------ Supplied data

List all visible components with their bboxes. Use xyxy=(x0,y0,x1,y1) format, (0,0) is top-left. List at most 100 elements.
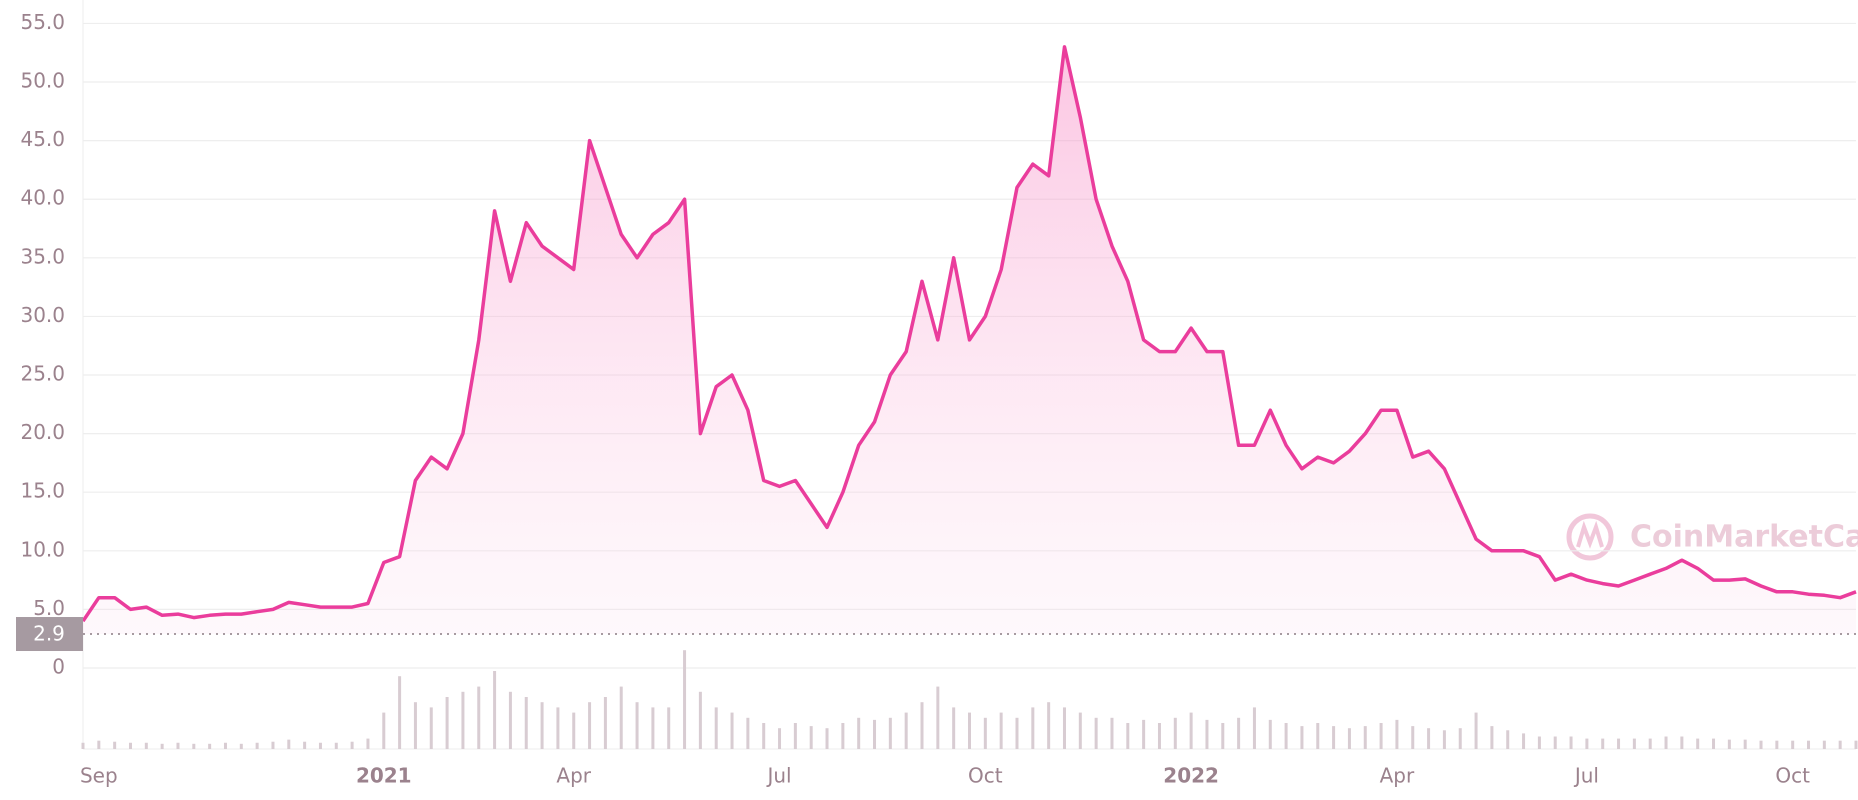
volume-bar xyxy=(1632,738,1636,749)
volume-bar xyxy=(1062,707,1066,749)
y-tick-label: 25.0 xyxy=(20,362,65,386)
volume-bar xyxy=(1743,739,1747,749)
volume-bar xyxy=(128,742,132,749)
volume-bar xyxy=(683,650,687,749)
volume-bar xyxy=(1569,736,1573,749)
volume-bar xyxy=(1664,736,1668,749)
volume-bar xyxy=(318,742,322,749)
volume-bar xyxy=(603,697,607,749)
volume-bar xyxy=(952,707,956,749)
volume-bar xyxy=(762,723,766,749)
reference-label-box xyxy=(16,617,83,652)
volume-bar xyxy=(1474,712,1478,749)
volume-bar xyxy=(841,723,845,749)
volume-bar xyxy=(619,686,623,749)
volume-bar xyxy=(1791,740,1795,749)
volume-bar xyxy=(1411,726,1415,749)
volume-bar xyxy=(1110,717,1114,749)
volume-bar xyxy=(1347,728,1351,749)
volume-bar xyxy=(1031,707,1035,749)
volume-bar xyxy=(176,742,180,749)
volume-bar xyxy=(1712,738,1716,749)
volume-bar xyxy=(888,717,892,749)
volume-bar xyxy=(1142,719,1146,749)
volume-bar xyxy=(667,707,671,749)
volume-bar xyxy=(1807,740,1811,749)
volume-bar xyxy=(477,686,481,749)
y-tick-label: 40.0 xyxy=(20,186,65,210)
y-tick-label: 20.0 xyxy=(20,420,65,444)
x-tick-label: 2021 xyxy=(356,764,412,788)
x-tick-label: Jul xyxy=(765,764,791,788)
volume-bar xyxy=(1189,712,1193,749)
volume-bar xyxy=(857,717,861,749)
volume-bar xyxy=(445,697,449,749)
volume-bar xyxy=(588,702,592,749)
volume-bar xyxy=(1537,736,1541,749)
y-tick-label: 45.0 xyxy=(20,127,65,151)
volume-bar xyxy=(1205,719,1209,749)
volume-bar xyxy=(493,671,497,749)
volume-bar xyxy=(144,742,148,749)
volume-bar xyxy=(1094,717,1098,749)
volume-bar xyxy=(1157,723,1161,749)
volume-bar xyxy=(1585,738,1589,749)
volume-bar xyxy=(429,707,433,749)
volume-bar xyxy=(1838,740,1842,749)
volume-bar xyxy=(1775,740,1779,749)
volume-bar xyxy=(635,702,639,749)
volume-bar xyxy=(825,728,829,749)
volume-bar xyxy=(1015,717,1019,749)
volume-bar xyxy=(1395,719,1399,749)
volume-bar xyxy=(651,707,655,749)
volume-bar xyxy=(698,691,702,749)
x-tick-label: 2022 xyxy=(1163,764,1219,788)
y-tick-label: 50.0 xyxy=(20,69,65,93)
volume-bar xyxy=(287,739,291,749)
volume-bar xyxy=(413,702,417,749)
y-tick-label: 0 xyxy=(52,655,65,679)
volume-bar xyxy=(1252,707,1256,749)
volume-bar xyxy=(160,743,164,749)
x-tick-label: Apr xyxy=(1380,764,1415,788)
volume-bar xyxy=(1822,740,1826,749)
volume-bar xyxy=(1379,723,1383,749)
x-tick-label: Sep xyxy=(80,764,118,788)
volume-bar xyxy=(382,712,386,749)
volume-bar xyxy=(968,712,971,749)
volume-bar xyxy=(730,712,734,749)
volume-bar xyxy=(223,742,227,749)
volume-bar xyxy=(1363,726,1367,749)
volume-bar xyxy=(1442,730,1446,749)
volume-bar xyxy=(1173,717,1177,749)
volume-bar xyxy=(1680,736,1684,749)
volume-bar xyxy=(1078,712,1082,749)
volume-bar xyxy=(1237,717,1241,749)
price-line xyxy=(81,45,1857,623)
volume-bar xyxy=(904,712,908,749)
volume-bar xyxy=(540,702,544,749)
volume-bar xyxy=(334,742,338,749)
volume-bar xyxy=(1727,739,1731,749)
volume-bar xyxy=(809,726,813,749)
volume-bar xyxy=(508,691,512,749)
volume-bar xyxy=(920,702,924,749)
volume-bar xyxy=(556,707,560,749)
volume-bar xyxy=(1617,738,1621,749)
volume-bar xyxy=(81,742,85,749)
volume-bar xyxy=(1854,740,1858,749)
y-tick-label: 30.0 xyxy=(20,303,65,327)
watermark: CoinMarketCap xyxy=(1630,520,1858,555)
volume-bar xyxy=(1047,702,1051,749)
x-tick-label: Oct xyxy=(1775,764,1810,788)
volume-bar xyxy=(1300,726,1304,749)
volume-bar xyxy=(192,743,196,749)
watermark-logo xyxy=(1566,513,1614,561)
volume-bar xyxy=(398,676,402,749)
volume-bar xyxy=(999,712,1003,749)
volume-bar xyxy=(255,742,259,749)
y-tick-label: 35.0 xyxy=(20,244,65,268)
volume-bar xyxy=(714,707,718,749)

------------
------ Supplied data

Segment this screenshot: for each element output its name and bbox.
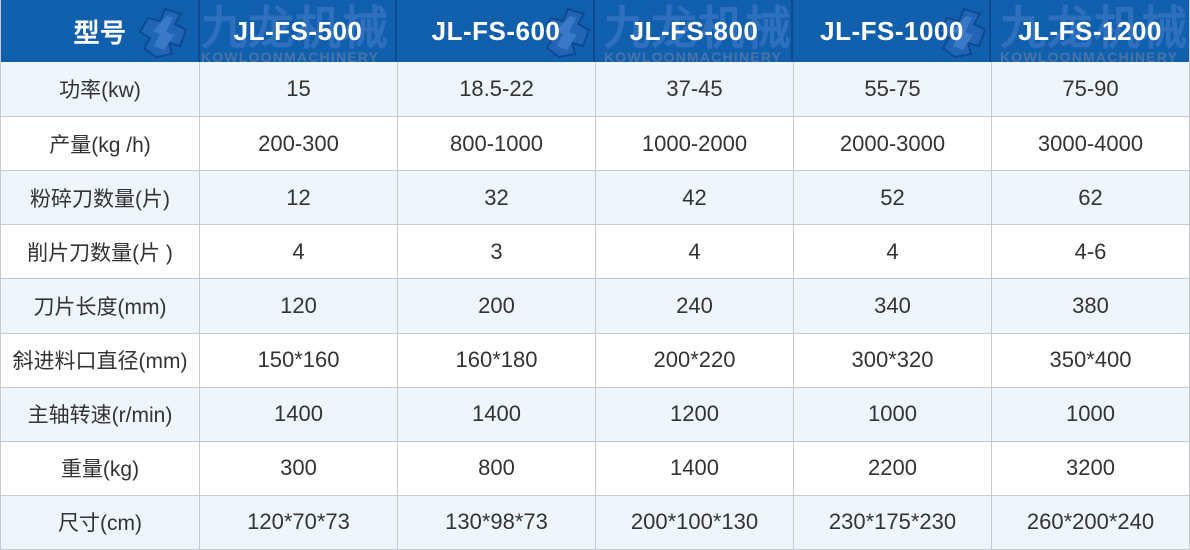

------------

## Your instructions
Pick out every line in the records that includes the string "watermark", and copy each of those lines in full.

## Final result
watermark: CoinMarketCap xyxy=(1630,520,1858,555)
watermark-logo xyxy=(1566,513,1614,561)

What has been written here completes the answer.